GOAL ▸ Report how many lines include the word "xlabel", and nothing besides that number.

THE DATA ▸
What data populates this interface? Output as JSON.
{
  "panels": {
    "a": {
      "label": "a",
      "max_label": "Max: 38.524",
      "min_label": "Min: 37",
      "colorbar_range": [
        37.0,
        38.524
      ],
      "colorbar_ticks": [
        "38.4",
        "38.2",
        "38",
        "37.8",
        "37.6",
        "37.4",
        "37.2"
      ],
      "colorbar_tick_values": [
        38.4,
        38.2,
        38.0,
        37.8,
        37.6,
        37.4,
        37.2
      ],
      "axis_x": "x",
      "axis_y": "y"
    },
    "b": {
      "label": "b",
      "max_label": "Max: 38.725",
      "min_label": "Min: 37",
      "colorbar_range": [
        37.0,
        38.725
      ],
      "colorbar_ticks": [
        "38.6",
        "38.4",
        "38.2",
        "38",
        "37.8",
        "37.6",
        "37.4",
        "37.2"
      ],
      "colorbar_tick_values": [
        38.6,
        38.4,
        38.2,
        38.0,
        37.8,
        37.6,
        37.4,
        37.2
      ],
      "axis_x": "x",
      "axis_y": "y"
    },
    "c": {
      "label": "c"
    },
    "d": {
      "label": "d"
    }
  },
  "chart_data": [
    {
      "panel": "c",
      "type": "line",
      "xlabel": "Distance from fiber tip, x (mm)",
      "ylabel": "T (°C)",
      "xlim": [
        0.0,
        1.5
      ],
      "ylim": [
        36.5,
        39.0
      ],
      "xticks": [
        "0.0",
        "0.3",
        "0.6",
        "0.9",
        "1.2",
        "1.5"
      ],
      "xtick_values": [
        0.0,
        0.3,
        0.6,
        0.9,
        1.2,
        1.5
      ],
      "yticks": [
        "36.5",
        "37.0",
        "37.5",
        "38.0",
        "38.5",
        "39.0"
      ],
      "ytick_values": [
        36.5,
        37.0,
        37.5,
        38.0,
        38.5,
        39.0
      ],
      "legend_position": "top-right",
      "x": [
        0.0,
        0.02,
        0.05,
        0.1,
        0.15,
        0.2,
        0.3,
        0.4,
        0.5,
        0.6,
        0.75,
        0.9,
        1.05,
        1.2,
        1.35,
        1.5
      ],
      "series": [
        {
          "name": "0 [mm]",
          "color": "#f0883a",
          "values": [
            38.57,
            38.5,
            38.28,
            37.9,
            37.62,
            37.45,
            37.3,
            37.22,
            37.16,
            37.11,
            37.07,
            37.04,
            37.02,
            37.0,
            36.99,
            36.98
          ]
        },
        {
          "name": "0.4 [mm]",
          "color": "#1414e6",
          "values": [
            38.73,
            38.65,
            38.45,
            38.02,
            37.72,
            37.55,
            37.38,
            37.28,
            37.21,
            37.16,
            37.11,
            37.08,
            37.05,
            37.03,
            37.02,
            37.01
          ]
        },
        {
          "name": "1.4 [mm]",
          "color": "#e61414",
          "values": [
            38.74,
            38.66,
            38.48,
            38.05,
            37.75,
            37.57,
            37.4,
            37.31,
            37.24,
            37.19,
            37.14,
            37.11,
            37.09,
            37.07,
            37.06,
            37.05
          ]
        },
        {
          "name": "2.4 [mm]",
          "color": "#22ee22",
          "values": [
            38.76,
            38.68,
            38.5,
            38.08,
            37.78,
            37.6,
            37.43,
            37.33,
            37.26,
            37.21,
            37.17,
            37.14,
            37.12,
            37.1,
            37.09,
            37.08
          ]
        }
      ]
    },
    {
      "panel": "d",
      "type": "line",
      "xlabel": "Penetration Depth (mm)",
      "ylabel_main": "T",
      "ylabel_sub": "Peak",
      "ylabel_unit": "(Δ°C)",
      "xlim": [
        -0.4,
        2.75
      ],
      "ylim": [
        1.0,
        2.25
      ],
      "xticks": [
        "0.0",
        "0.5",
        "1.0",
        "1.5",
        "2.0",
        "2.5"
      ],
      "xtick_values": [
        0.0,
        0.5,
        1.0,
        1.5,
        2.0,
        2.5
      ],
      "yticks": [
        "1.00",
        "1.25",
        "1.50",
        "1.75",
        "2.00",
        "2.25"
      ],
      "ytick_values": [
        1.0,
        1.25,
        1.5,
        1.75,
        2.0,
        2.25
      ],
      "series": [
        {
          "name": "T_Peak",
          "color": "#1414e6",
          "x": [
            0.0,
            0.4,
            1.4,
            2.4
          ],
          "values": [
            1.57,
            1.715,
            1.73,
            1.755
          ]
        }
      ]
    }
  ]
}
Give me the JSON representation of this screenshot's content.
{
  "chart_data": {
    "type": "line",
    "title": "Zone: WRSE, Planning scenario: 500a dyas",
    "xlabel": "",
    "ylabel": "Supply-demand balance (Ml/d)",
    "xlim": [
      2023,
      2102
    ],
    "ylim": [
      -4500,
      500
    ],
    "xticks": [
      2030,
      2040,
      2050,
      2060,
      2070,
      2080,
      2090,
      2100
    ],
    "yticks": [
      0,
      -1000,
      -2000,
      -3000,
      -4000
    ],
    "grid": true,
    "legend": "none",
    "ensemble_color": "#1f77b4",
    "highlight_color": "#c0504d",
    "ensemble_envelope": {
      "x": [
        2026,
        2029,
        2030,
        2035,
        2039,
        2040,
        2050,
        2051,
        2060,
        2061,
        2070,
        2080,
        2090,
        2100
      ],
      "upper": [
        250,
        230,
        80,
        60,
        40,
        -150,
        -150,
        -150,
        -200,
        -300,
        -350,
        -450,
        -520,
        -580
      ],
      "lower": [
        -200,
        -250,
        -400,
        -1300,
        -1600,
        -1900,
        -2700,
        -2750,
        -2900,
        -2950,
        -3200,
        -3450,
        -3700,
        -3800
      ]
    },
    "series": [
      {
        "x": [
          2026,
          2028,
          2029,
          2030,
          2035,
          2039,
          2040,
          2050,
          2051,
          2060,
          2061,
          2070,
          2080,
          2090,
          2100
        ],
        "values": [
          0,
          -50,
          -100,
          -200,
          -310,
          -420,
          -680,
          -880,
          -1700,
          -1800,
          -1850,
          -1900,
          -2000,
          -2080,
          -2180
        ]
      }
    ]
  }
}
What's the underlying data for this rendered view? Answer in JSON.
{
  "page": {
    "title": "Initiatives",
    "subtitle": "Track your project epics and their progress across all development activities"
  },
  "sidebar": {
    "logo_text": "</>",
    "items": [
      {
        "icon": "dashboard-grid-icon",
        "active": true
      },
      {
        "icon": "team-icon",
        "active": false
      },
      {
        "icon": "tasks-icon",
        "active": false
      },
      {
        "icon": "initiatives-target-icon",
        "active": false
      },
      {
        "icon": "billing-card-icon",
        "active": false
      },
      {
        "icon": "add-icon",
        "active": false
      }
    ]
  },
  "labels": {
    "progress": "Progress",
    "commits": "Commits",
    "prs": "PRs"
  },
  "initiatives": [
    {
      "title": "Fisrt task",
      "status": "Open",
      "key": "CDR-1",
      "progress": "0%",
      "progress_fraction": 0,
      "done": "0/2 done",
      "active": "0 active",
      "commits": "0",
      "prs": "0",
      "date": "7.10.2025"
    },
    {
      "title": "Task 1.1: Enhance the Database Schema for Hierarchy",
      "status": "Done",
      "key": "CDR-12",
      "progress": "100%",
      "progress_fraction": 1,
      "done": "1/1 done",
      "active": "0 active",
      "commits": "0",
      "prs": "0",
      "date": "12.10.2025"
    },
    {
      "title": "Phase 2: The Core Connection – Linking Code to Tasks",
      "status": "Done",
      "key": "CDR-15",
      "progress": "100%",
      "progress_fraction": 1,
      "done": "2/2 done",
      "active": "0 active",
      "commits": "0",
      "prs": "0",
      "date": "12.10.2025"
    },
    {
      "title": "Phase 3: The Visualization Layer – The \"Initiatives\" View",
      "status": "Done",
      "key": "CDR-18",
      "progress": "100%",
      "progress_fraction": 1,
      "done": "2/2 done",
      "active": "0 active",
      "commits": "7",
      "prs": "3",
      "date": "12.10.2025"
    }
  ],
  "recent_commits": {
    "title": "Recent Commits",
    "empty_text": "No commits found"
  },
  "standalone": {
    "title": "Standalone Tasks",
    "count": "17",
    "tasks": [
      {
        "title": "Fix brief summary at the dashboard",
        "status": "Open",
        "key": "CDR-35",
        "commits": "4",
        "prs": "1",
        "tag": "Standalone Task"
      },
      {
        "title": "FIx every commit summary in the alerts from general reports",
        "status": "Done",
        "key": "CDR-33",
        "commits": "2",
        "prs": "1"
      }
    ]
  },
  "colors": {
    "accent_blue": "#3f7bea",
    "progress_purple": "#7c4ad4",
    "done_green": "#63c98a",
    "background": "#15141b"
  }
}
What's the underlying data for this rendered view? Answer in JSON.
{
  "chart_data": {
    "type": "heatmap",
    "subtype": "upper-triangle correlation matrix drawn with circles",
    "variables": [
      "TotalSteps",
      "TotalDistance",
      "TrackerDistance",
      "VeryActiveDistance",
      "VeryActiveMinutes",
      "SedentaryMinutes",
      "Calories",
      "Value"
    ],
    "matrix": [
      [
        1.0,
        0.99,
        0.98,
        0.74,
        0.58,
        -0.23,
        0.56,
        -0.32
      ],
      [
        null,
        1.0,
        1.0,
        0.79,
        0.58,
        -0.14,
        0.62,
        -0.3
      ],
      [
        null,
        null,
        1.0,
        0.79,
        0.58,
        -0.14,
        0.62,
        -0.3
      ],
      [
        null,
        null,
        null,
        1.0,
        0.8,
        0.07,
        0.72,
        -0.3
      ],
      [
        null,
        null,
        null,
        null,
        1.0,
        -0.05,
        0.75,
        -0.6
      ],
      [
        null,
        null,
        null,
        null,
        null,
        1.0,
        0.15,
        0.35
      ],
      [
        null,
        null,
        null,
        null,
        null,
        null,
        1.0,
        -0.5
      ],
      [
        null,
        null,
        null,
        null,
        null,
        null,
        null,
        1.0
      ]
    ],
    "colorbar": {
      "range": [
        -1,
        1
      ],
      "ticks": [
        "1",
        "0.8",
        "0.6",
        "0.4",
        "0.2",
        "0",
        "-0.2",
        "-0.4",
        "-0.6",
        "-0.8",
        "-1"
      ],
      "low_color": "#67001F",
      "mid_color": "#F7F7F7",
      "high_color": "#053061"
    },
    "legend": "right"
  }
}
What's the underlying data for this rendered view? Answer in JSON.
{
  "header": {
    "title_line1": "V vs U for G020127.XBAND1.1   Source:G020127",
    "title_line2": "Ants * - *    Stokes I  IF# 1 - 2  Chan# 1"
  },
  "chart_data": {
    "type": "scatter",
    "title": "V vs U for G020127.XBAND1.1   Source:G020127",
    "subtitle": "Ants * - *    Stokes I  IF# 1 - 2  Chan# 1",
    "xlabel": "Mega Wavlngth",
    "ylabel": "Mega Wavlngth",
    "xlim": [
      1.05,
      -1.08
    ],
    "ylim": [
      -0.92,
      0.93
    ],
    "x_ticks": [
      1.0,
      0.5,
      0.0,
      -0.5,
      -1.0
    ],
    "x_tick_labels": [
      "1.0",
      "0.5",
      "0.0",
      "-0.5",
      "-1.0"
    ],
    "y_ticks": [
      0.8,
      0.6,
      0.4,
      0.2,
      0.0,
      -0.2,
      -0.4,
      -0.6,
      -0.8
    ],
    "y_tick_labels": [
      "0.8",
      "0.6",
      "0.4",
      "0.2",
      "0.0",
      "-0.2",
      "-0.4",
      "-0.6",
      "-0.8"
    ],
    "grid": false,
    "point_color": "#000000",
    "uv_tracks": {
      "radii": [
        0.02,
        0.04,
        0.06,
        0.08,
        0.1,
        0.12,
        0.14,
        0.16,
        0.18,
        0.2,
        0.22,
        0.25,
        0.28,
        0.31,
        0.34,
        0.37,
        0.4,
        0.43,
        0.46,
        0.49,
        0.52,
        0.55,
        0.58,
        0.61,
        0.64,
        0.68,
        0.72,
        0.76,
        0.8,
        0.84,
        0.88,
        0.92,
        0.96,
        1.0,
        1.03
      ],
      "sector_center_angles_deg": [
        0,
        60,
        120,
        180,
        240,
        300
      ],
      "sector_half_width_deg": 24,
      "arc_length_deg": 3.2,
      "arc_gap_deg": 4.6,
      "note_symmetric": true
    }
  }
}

CORRECT OUTPUT ▸ 4